SHORT TASK >>
Restate every line of the material, word for word.

(Data entries)
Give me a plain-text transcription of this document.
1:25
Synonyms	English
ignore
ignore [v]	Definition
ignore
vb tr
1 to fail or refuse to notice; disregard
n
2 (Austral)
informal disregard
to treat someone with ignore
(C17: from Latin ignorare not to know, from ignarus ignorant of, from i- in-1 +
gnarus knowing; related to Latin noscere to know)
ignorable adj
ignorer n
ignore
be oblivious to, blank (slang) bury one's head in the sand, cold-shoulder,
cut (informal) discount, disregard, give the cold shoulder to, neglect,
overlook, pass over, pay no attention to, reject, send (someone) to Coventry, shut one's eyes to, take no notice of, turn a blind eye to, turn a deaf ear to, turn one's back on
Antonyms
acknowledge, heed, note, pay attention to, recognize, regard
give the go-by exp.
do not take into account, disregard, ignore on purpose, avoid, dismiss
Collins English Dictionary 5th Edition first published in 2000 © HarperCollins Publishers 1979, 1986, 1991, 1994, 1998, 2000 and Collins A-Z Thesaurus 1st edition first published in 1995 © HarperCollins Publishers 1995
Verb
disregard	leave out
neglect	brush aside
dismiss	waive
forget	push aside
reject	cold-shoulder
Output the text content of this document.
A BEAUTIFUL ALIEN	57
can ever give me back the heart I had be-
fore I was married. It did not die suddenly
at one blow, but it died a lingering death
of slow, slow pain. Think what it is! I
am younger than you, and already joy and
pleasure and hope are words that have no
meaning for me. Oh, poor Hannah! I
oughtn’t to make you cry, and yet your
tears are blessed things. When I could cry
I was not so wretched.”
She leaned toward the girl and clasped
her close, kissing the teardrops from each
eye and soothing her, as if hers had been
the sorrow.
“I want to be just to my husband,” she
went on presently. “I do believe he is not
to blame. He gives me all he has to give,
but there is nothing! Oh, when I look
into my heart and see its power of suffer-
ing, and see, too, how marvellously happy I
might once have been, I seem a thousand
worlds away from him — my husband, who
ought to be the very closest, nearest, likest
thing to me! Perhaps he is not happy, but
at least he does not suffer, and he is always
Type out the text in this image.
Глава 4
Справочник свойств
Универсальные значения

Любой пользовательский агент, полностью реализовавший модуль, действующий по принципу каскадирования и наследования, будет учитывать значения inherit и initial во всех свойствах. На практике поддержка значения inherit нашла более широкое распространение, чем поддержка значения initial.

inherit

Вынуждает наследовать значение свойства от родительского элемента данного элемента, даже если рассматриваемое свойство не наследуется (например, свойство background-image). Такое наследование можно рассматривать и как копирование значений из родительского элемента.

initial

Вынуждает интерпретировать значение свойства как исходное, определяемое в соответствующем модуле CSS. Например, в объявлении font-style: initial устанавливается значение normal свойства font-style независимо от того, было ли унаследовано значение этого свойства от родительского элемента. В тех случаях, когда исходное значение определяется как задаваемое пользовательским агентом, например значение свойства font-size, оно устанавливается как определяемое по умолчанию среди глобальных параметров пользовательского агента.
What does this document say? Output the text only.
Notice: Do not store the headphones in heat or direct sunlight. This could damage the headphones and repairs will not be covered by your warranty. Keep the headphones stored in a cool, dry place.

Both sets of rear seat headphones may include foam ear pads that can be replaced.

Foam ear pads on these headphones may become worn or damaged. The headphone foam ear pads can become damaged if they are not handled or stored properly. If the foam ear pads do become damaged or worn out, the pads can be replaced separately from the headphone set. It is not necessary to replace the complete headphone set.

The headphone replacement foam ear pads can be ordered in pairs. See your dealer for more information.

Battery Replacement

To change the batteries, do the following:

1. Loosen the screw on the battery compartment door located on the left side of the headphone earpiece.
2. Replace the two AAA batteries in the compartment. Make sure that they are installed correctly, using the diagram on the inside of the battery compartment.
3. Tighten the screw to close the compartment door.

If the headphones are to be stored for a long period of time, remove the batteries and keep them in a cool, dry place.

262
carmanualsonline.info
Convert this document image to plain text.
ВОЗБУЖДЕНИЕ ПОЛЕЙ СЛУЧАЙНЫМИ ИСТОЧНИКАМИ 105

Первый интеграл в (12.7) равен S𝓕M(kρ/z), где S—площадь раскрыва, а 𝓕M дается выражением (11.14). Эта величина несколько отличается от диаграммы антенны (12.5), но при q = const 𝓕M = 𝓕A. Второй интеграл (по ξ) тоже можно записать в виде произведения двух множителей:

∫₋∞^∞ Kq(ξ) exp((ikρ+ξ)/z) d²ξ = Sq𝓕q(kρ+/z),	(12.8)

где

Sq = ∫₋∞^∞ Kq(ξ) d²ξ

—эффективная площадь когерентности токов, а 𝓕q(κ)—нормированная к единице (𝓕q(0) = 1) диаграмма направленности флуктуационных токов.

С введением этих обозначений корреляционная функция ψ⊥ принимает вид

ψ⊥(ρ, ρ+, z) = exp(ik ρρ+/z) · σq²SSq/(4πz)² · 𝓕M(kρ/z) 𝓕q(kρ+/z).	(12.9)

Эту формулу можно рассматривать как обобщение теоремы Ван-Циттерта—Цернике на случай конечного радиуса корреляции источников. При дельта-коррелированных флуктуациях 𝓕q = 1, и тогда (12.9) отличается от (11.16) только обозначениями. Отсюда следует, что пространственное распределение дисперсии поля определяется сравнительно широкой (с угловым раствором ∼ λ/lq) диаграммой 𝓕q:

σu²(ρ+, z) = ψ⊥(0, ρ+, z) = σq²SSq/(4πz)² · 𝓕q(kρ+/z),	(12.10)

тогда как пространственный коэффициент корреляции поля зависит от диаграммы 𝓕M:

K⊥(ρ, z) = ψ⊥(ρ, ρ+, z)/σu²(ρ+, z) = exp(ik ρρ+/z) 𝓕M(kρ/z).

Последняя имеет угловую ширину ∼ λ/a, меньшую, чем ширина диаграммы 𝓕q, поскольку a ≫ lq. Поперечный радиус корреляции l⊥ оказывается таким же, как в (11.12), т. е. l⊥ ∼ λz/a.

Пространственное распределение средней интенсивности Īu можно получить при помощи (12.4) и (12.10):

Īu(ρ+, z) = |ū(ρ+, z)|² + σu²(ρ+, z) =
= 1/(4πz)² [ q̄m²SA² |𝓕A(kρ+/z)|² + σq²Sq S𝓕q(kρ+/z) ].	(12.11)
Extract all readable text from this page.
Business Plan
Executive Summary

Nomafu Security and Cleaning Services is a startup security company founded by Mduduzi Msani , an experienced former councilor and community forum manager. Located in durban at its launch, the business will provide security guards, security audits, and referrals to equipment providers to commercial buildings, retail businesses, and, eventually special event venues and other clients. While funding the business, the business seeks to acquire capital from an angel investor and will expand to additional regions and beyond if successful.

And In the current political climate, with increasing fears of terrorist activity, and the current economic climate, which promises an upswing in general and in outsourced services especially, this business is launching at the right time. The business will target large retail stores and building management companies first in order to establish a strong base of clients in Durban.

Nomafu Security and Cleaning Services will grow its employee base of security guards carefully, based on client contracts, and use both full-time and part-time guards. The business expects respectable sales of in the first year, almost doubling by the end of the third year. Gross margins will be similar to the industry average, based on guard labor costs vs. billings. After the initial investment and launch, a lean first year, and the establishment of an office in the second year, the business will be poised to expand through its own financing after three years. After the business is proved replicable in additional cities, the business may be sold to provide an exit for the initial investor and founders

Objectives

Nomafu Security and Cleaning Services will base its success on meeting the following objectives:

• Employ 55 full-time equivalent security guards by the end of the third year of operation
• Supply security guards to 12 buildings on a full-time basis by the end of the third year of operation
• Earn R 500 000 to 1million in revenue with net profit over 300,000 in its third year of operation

SOLUTION TO THIS PROBLEM >>
Give me a plain-text transcription of this document.
1:25
Synonyms	English
ignore
ignore [v]	Definition
ignore
vb tr
1 to fail or refuse to notice; disregard
n
2 (Austral)
informal disregard
to treat someone with ignore
(C17: from Latin ignorare not to know, from ignarus ignorant of, from i- in-1 +
gnarus knowing; related to Latin noscere to know)
ignorable adj
ignorer n
ignore
be oblivious to, blank (slang) bury one's head in the sand, cold-shoulder,
cut (informal) discount, disregard, give the cold shoulder to, neglect,
overlook, pass over, pay no attention to, reject, send (someone) to Coventry, shut one's eyes to, take no notice of, turn a blind eye to, turn a deaf ear to, turn one's back on
Antonyms
acknowledge, heed, note, pay attention to, recognize, regard
give the go-by exp.
do not take into account, disregard, ignore on purpose, avoid, dismiss
Collins English Dictionary 5th Edition first published in 2000 © HarperCollins Publishers 1979, 1986, 1991, 1994, 1998, 2000 and Collins A-Z Thesaurus 1st edition first published in 1995 © HarperCollins Publishers 1995
Verb
disregard	leave out
neglect	brush aside
dismiss	waive
forget	push aside
reject	cold-shoulder
Output the text content of this document.
A BEAUTIFUL ALIEN	57
can ever give me back the heart I had be-
fore I was married. It did not die suddenly
at one blow, but it died a lingering death
of slow, slow pain. Think what it is! I
am younger than you, and already joy and
pleasure and hope are words that have no
meaning for me. Oh, poor Hannah! I
oughtn’t to make you cry, and yet your
tears are blessed things. When I could cry
I was not so wretched.”
She leaned toward the girl and clasped
her close, kissing the teardrops from each
eye and soothing her, as if hers had been
the sorrow.
“I want to be just to my husband,” she
went on presently. “I do believe he is not
to blame. He gives me all he has to give,
but there is nothing! Oh, when I look
into my heart and see its power of suffer-
ing, and see, too, how marvellously happy I
might once have been, I seem a thousand
worlds away from him — my husband, who
ought to be the very closest, nearest, likest
thing to me! Perhaps he is not happy, but
at least he does not suffer, and he is always
Type out the text in this image.
Глава 4
Справочник свойств
Универсальные значения

Любой пользовательский агент, полностью реализовавший модуль, действующий по принципу каскадирования и наследования, будет учитывать значения inherit и initial во всех свойствах. На практике поддержка значения inherit нашла более широкое распространение, чем поддержка значения initial.

inherit

Вынуждает наследовать значение свойства от родительского элемента данного элемента, даже если рассматриваемое свойство не наследуется (например, свойство background-image). Такое наследование можно рассматривать и как копирование значений из родительского элемента.

initial

Вынуждает интерпретировать значение свойства как исходное, определяемое в соответствующем модуле CSS. Например, в объявлении font-style: initial устанавливается значение normal свойства font-style независимо от того, было ли унаследовано значение этого свойства от родительского элемента. В тех случаях, когда исходное значение определяется как задаваемое пользовательским агентом, например значение свойства font-size, оно устанавливается как определяемое по умолчанию среди глобальных параметров пользовательского агента.
What does this document say? Output the text only.
Notice: Do not store the headphones in heat or direct sunlight. This could damage the headphones and repairs will not be covered by your warranty. Keep the headphones stored in a cool, dry place.

Both sets of rear seat headphones may include foam ear pads that can be replaced.

Foam ear pads on these headphones may become worn or damaged. The headphone foam ear pads can become damaged if they are not handled or stored properly. If the foam ear pads do become damaged or worn out, the pads can be replaced separately from the headphone set. It is not necessary to replace the complete headphone set.

The headphone replacement foam ear pads can be ordered in pairs. See your dealer for more information.

Battery Replacement

To change the batteries, do the following:

1. Loosen the screw on the battery compartment door located on the left side of the headphone earpiece.
2. Replace the two AAA batteries in the compartment. Make sure that they are installed correctly, using the diagram on the inside of the battery compartment.
3. Tighten the screw to close the compartment door.

If the headphones are to be stored for a long period of time, remove the batteries and keep them in a cool, dry place.

262
carmanualsonline.info
Convert this document image to plain text.
ВОЗБУЖДЕНИЕ ПОЛЕЙ СЛУЧАЙНЫМИ ИСТОЧНИКАМИ 105

Первый интеграл в (12.7) равен S𝓕M(kρ/z), где S—площадь раскрыва, а 𝓕M дается выражением (11.14). Эта величина несколько отличается от диаграммы антенны (12.5), но при q = const 𝓕M = 𝓕A. Второй интеграл (по ξ) тоже можно записать в виде произведения двух множителей:

∫₋∞^∞ Kq(ξ) exp((ikρ+ξ)/z) d²ξ = Sq𝓕q(kρ+/z),	(12.8)

где

Sq = ∫₋∞^∞ Kq(ξ) d²ξ

—эффективная площадь когерентности токов, а 𝓕q(κ)—нормированная к единице (𝓕q(0) = 1) диаграмма направленности флуктуационных токов.

С введением этих обозначений корреляционная функция ψ⊥ принимает вид

ψ⊥(ρ, ρ+, z) = exp(ik ρρ+/z) · σq²SSq/(4πz)² · 𝓕M(kρ/z) 𝓕q(kρ+/z).	(12.9)

Эту формулу можно рассматривать как обобщение теоремы Ван-Циттерта—Цернике на случай конечного радиуса корреляции источников. При дельта-коррелированных флуктуациях 𝓕q = 1, и тогда (12.9) отличается от (11.16) только обозначениями. Отсюда следует, что пространственное распределение дисперсии поля определяется сравнительно широкой (с угловым раствором ∼ λ/lq) диаграммой 𝓕q:

σu²(ρ+, z) = ψ⊥(0, ρ+, z) = σq²SSq/(4πz)² · 𝓕q(kρ+/z),	(12.10)

тогда как пространственный коэффициент корреляции поля зависит от диаграммы 𝓕M:

K⊥(ρ, z) = ψ⊥(ρ, ρ+, z)/σu²(ρ+, z) = exp(ik ρρ+/z) 𝓕M(kρ/z).

Последняя имеет угловую ширину ∼ λ/a, меньшую, чем ширина диаграммы 𝓕q, поскольку a ≫ lq. Поперечный радиус корреляции l⊥ оказывается таким же, как в (11.12), т. е. l⊥ ∼ λz/a.

Пространственное распределение средней интенсивности Īu можно получить при помощи (12.4) и (12.10):

Īu(ρ+, z) = |ū(ρ+, z)|² + σu²(ρ+, z) =
= 1/(4πz)² [ q̄m²SA² |𝓕A(kρ+/z)|² + σq²Sq S𝓕q(kρ+/z) ].	(12.11)
Extract all readable text from this page.
Business Plan
Executive Summary

Nomafu Security and Cleaning Services is a startup security company founded by Mduduzi Msani , an experienced former councilor and community forum manager. Located in durban at its launch, the business will provide security guards, security audits, and referrals to equipment providers to commercial buildings, retail businesses, and, eventually special event venues and other clients. While funding the business, the business seeks to acquire capital from an angel investor and will expand to additional regions and beyond if successful.

And In the current political climate, with increasing fears of terrorist activity, and the current economic climate, which promises an upswing in general and in outsourced services especially, this business is launching at the right time. The business will target large retail stores and building management companies first in order to establish a strong base of clients in Durban.

Nomafu Security and Cleaning Services will grow its employee base of security guards carefully, based on client contracts, and use both full-time and part-time guards. The business expects respectable sales of in the first year, almost doubling by the end of the third year. Gross margins will be similar to the industry average, based on guard labor costs vs. billings. After the initial investment and launch, a lean first year, and the establishment of an office in the second year, the business will be poised to expand through its own financing after three years. After the business is proved replicable in additional cities, the business may be sold to provide an exit for the initial investor and founders

Objectives

Nomafu Security and Cleaning Services will base its success on meeting the following objectives:

• Employ 55 full-time equivalent security guards by the end of the third year of operation
• Supply security guards to 12 buildings on a full-time basis by the end of the third year of operation
• Earn R 500 000 to 1million in revenue with net profit over 300,000 in its third year of operation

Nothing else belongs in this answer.